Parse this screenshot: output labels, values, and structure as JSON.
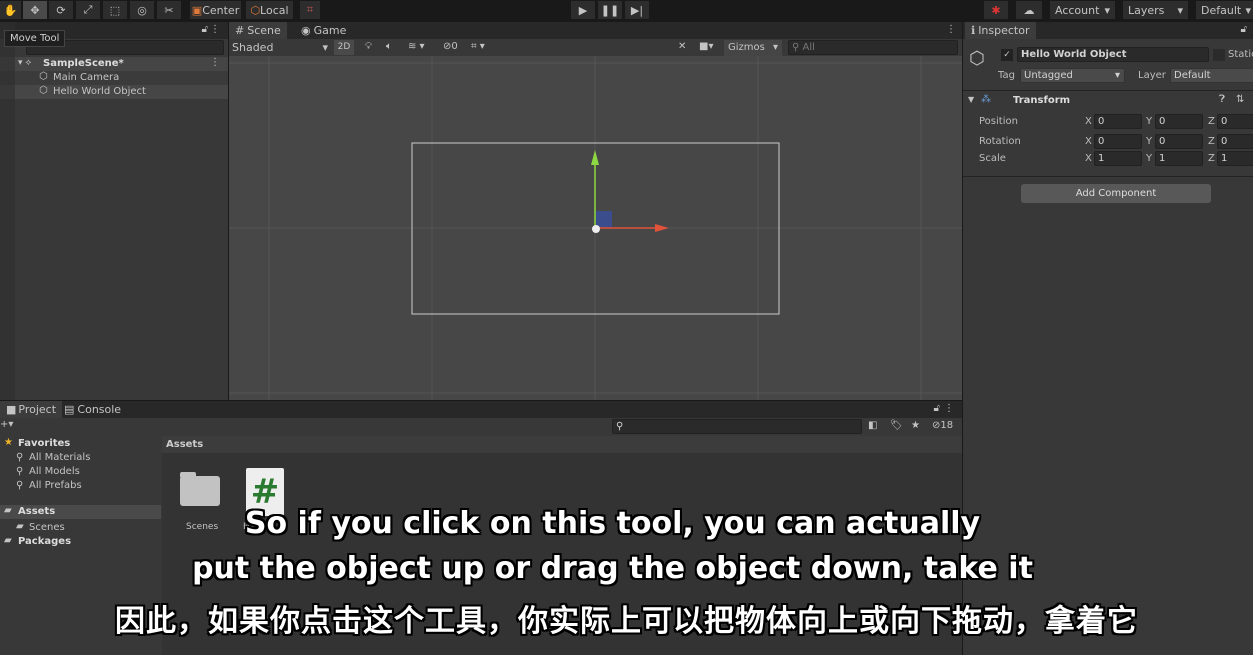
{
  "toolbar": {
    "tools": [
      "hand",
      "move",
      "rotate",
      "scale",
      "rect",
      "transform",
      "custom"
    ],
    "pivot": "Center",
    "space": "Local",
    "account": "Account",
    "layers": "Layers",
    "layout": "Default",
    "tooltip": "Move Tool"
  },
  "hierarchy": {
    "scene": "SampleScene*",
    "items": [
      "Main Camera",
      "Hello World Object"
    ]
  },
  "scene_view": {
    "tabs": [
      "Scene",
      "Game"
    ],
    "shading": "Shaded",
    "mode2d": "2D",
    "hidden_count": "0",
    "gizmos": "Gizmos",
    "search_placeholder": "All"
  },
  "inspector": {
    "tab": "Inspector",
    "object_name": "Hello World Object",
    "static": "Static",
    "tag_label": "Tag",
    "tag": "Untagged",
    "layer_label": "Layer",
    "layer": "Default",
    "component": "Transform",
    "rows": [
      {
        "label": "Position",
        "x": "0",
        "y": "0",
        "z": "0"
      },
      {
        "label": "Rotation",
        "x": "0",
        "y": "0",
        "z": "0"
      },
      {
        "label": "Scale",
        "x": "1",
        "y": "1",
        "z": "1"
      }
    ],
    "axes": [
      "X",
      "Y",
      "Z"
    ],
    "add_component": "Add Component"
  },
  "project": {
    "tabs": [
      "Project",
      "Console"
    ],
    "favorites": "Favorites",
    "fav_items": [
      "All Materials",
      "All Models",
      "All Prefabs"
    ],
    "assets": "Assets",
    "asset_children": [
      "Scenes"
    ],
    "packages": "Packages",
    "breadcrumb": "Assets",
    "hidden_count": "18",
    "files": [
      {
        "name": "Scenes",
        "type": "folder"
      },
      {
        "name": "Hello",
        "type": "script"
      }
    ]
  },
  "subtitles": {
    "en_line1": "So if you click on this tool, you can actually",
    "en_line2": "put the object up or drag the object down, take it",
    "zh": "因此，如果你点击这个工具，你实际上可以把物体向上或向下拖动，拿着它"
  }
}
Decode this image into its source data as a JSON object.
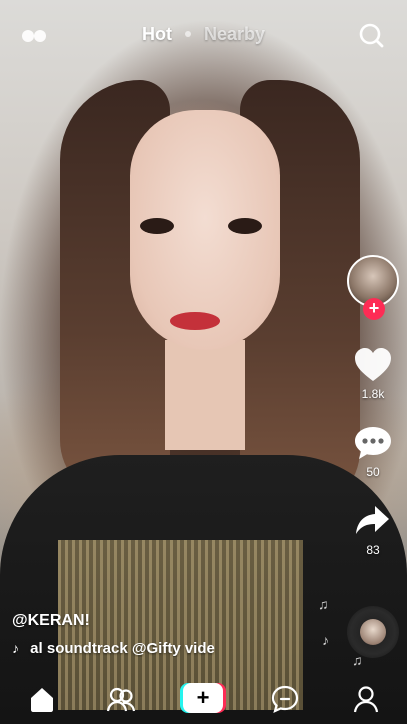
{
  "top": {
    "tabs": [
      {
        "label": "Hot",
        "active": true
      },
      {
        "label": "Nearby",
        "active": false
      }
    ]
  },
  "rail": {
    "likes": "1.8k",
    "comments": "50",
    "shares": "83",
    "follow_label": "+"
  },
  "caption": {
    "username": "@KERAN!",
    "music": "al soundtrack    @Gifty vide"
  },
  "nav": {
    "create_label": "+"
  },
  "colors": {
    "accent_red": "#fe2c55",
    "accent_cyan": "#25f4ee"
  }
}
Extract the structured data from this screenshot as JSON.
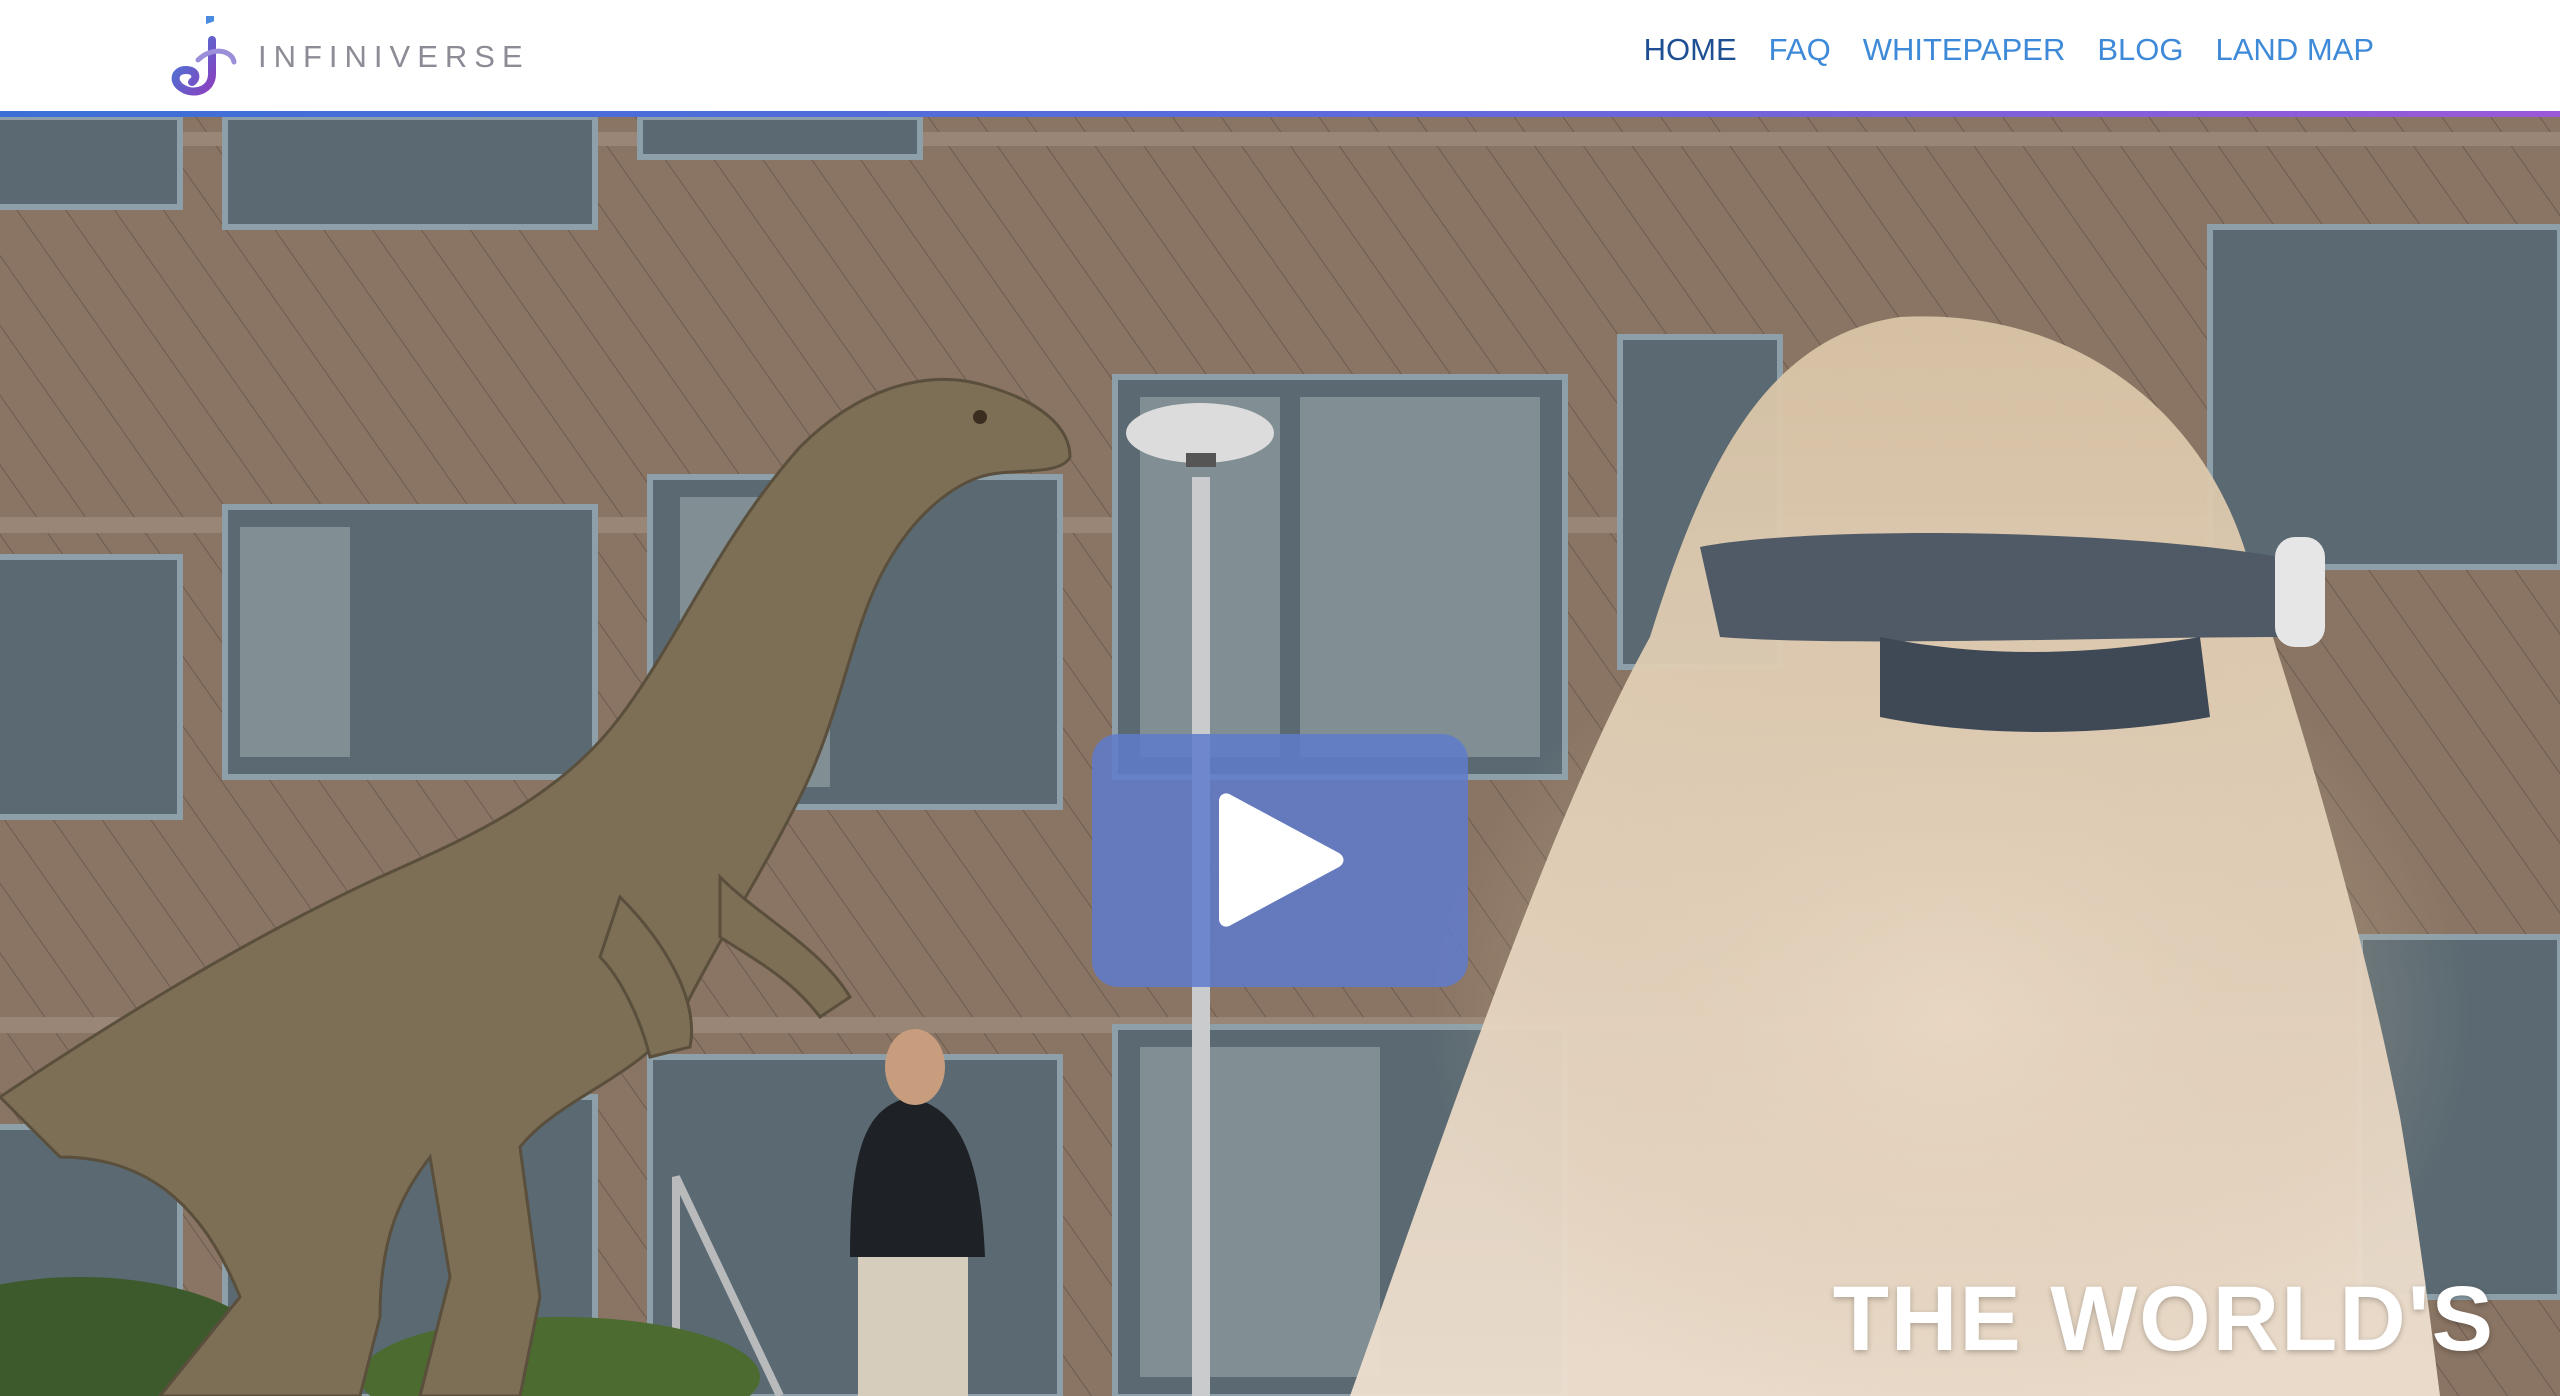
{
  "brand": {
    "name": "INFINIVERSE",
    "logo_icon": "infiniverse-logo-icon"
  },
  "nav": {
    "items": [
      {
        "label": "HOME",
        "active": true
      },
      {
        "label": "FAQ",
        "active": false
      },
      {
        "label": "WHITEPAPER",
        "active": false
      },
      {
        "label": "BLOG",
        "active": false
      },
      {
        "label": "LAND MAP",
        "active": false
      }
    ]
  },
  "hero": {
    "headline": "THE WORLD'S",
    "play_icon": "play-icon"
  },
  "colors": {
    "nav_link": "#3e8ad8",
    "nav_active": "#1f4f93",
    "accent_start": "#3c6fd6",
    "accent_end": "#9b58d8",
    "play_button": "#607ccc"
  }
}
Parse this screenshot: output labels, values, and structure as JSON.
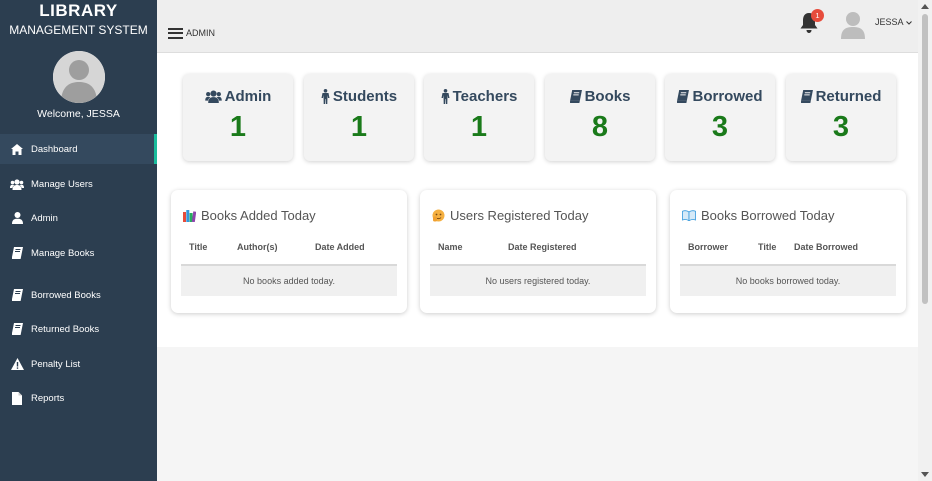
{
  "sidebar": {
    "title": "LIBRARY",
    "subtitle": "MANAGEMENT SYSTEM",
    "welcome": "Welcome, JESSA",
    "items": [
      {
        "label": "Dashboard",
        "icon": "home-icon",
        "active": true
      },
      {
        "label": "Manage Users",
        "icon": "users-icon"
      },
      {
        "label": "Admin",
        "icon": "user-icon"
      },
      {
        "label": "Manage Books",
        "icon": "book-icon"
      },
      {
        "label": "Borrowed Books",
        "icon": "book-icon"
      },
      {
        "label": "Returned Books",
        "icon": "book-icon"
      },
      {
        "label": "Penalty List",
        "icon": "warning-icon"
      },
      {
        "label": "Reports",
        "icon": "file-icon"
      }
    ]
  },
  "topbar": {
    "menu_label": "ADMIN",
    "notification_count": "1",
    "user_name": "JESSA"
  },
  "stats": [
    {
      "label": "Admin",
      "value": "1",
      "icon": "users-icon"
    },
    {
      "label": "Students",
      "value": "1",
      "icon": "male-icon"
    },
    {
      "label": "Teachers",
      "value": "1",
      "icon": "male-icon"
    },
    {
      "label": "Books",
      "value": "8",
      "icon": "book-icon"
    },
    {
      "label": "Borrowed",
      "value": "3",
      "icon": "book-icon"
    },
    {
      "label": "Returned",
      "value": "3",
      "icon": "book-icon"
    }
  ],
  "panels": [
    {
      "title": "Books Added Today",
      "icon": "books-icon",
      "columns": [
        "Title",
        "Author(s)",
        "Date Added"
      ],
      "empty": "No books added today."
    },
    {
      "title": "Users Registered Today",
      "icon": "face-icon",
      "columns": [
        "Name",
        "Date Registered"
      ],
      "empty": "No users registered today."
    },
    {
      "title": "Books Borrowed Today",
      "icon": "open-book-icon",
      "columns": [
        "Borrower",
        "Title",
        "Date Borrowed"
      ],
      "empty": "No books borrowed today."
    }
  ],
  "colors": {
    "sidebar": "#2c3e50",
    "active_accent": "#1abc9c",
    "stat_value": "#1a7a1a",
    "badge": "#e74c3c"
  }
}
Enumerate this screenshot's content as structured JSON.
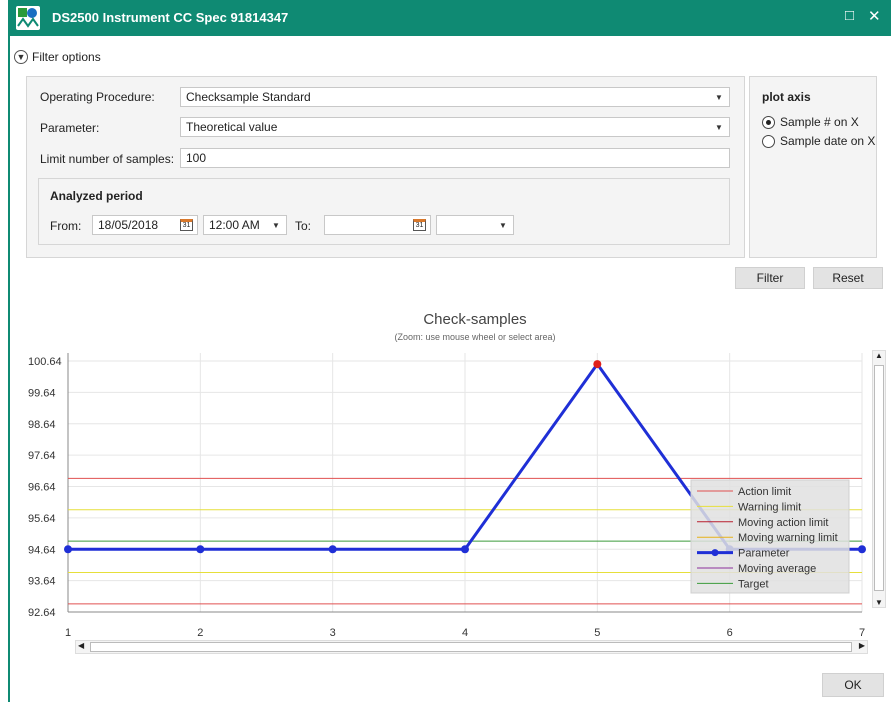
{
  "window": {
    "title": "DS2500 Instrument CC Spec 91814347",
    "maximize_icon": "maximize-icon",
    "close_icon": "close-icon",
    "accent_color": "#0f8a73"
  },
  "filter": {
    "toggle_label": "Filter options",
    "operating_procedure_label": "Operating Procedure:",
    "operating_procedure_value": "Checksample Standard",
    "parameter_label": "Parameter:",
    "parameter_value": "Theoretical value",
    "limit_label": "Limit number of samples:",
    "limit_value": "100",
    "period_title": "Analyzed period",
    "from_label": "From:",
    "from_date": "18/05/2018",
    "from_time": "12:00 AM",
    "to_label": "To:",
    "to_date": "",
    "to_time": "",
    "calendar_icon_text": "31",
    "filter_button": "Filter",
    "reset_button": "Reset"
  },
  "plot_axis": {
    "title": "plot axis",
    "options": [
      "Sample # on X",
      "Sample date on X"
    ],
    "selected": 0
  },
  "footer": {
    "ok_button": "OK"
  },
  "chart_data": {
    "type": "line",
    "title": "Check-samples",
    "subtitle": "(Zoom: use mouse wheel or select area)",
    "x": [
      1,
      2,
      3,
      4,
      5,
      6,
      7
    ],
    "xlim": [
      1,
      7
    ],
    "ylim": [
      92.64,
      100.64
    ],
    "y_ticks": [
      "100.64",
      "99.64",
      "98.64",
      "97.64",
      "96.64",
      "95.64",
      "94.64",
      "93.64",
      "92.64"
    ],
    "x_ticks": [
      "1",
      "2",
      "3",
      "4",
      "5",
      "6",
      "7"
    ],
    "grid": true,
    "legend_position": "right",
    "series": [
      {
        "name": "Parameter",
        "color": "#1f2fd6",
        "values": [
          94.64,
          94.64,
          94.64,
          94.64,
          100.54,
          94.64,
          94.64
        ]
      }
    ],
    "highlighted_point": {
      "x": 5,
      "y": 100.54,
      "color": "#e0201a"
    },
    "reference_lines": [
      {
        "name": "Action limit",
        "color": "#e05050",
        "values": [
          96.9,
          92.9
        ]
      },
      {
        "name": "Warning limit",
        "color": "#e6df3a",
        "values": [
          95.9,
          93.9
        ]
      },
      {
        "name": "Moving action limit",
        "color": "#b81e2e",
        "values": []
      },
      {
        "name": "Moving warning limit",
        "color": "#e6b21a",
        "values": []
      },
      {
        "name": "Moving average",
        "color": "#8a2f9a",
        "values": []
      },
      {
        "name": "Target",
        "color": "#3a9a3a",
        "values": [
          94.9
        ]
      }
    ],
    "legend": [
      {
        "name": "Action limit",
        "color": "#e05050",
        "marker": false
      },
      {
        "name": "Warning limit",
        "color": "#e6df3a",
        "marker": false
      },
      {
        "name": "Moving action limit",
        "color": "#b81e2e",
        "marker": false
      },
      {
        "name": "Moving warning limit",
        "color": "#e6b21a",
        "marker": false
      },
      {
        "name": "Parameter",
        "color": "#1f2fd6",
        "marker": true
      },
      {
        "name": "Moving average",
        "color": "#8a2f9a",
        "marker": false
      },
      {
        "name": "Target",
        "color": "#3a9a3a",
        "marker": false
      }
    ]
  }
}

=-=-=-=-=

__GIVEN REQUEST__: Your task is to report how many lines of the material include the string "screenshot". Give the number and no other words.

__ANSWER BELOW__: 4